*Part of a data file*:
=====

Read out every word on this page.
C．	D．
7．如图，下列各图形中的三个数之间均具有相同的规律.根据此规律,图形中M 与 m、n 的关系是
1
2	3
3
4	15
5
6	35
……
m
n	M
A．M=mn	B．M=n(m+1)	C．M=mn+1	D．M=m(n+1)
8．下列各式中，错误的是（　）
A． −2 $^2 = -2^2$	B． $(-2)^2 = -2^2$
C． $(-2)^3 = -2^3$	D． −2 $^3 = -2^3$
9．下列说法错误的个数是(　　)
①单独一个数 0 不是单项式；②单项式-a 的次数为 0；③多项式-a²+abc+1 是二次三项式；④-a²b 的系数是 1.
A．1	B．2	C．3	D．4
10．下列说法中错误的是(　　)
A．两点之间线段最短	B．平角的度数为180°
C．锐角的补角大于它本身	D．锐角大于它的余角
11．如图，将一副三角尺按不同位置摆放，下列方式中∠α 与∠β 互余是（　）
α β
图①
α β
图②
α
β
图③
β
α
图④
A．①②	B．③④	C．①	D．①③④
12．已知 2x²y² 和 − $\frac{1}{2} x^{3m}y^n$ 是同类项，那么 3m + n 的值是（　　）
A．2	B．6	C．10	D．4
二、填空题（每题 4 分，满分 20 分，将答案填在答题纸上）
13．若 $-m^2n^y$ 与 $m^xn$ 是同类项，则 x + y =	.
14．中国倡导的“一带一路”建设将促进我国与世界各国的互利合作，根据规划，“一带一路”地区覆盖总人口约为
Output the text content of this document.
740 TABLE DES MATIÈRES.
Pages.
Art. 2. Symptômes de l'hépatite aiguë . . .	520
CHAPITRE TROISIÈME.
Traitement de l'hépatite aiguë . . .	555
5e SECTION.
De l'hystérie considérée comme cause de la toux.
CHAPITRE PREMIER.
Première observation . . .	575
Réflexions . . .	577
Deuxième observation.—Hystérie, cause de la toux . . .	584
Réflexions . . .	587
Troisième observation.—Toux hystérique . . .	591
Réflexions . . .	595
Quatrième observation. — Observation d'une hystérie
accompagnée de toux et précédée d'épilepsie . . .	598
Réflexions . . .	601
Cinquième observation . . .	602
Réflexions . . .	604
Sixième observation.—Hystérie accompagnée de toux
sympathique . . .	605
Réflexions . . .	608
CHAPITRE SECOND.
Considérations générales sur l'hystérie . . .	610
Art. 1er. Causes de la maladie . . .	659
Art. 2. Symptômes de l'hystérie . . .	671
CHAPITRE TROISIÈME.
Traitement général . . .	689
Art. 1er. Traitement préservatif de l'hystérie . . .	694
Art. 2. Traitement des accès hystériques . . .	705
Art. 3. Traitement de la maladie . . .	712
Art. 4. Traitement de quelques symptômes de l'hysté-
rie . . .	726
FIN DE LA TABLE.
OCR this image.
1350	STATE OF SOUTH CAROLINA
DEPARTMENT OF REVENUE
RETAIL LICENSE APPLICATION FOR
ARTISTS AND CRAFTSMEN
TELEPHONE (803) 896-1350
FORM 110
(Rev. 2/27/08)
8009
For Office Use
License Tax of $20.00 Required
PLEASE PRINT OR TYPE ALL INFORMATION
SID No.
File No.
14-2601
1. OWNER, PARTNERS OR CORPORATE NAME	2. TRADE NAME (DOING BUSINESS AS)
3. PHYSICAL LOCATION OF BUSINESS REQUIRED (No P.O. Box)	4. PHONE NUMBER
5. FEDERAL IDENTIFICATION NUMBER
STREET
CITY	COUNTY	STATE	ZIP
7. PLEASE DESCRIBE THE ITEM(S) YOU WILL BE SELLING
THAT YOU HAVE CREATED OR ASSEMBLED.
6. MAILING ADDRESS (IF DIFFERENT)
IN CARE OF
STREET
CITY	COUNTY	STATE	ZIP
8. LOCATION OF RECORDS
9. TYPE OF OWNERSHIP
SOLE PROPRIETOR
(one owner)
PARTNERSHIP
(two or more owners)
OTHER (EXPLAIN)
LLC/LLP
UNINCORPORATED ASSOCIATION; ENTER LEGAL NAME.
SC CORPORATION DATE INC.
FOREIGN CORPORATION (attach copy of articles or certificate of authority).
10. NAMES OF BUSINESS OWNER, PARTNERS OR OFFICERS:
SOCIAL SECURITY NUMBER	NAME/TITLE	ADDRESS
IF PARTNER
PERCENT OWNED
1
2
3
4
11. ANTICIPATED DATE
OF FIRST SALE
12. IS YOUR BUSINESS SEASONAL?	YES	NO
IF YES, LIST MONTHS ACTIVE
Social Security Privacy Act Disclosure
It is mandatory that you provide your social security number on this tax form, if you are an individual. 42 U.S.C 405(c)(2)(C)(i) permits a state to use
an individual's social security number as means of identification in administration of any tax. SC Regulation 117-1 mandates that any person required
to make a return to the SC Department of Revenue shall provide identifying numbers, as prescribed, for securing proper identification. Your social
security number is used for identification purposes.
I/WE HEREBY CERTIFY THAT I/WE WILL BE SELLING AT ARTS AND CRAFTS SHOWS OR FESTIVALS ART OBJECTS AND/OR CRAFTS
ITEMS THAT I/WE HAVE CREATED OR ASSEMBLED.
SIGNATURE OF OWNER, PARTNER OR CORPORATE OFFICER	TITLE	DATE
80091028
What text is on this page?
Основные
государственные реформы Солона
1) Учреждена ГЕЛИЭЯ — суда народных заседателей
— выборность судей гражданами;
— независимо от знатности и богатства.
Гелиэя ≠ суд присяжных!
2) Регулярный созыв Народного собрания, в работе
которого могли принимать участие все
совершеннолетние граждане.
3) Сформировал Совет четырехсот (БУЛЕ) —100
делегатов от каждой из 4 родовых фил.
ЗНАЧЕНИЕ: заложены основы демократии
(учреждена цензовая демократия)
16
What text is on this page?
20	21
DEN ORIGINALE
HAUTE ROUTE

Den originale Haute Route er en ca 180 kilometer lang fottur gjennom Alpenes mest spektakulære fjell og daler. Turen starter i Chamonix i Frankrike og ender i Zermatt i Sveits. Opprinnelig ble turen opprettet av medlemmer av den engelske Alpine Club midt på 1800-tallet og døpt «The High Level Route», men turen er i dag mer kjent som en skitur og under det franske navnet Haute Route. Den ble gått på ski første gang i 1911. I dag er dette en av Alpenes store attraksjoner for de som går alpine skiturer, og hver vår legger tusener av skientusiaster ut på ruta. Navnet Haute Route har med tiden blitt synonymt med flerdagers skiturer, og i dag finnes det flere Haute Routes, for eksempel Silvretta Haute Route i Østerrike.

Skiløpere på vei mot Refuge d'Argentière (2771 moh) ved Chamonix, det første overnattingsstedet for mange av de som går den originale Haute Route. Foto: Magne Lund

=====

*Prompt*: Go through the entries above and pull out each line with "ADDRESS" in it.

*Output of the task*:
6. MAILING ADDRESS (IF DIFFERENT)
SOCIAL SECURITY NUMBER	NAME/TITLE	ADDRESS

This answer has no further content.